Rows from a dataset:
--------------------------------------------------
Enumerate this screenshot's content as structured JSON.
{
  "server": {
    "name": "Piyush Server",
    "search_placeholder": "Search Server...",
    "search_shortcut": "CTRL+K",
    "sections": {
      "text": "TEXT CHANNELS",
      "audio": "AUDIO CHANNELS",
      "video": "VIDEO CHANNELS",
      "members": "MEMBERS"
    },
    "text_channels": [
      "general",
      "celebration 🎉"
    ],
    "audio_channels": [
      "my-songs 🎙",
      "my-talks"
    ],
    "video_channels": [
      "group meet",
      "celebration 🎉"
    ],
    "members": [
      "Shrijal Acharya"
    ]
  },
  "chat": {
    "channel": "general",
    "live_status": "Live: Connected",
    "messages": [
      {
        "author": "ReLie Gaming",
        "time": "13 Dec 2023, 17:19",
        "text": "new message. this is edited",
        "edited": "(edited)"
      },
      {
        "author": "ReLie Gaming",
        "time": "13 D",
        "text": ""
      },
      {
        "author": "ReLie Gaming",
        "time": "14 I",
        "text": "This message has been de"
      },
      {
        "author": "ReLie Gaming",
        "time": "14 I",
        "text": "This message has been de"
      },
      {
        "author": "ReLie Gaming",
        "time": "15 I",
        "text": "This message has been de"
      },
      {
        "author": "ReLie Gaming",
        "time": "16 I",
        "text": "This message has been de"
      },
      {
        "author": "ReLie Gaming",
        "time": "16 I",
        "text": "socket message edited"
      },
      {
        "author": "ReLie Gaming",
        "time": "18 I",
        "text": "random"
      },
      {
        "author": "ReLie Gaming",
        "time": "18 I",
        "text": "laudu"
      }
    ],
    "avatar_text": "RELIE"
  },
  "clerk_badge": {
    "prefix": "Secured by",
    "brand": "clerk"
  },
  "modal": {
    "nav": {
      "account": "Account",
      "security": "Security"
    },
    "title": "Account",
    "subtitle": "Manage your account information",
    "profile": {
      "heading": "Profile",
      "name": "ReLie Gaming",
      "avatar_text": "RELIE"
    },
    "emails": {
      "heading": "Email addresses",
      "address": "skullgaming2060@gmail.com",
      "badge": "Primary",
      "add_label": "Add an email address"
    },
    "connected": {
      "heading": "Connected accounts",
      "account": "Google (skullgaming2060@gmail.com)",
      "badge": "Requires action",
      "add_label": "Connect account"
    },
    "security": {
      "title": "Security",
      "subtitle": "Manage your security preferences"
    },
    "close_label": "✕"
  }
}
--------------------------------------------------
*TASK OBJECTIVE*.
Reproduce the listing in full. Keep it exactly as written.

*WRITTEN REPLY*.
Enumerate this screenshot's content as structured JSON.
{
  "server": {
    "name": "Piyush Server",
    "search_placeholder": "Search Server...",
    "search_shortcut": "CTRL+K",
    "sections": {
      "text": "TEXT CHANNELS",
      "audio": "AUDIO CHANNELS",
      "video": "VIDEO CHANNELS",
      "members": "MEMBERS"
    },
    "text_channels": [
      "general",
      "celebration 🎉"
    ],
    "audio_channels": [
      "my-songs 🎙",
      "my-talks"
    ],
    "video_channels": [
      "group meet",
      "celebration 🎉"
    ],
    "members": [
      "Shrijal Acharya"
    ]
  },
  "chat": {
    "channel": "general",
    "live_status": "Live: Connected",
    "messages": [
      {
        "author": "ReLie Gaming",
        "time": "13 Dec 2023, 17:19",
        "text": "new message. this is edited",
        "edited": "(edited)"
      },
      {
        "author": "ReLie Gaming",
        "time": "13 D",
        "text": ""
      },
      {
        "author": "ReLie Gaming",
        "time": "14 I",
        "text": "This message has been de"
      },
      {
        "author": "ReLie Gaming",
        "time": "14 I",
        "text": "This message has been de"
      },
      {
        "author": "ReLie Gaming",
        "time": "15 I",
        "text": "This message has been de"
      },
      {
        "author": "ReLie Gaming",
        "time": "16 I",
        "text": "This message has been de"
      },
      {
        "author": "ReLie Gaming",
        "time": "16 I",
        "text": "socket message edited"
      },
      {
        "author": "ReLie Gaming",
        "time": "18 I",
        "text": "random"
      },
      {
        "author": "ReLie Gaming",
        "time": "18 I",
        "text": "laudu"
      }
    ],
    "avatar_text": "RELIE"
  },
  "clerk_badge": {
    "prefix": "Secured by",
    "brand": "clerk"
  },
  "modal": {
    "nav": {
      "account": "Account",
      "security": "Security"
    },
    "title": "Account",
    "subtitle": "Manage your account information",
    "profile": {
      "heading": "Profile",
      "name": "ReLie Gaming",
      "avatar_text": "RELIE"
    },
    "emails": {
      "heading": "Email addresses",
      "address": "skullgaming2060@gmail.com",
      "badge": "Primary",
      "add_label": "Add an email address"
    },
    "connected": {
      "heading": "Connected accounts",
      "account": "Google (skullgaming2060@gmail.com)",
      "badge": "Requires action",
      "add_label": "Connect account"
    },
    "security": {
      "title": "Security",
      "subtitle": "Manage your security preferences"
    },
    "close_label": "✕"
  }
}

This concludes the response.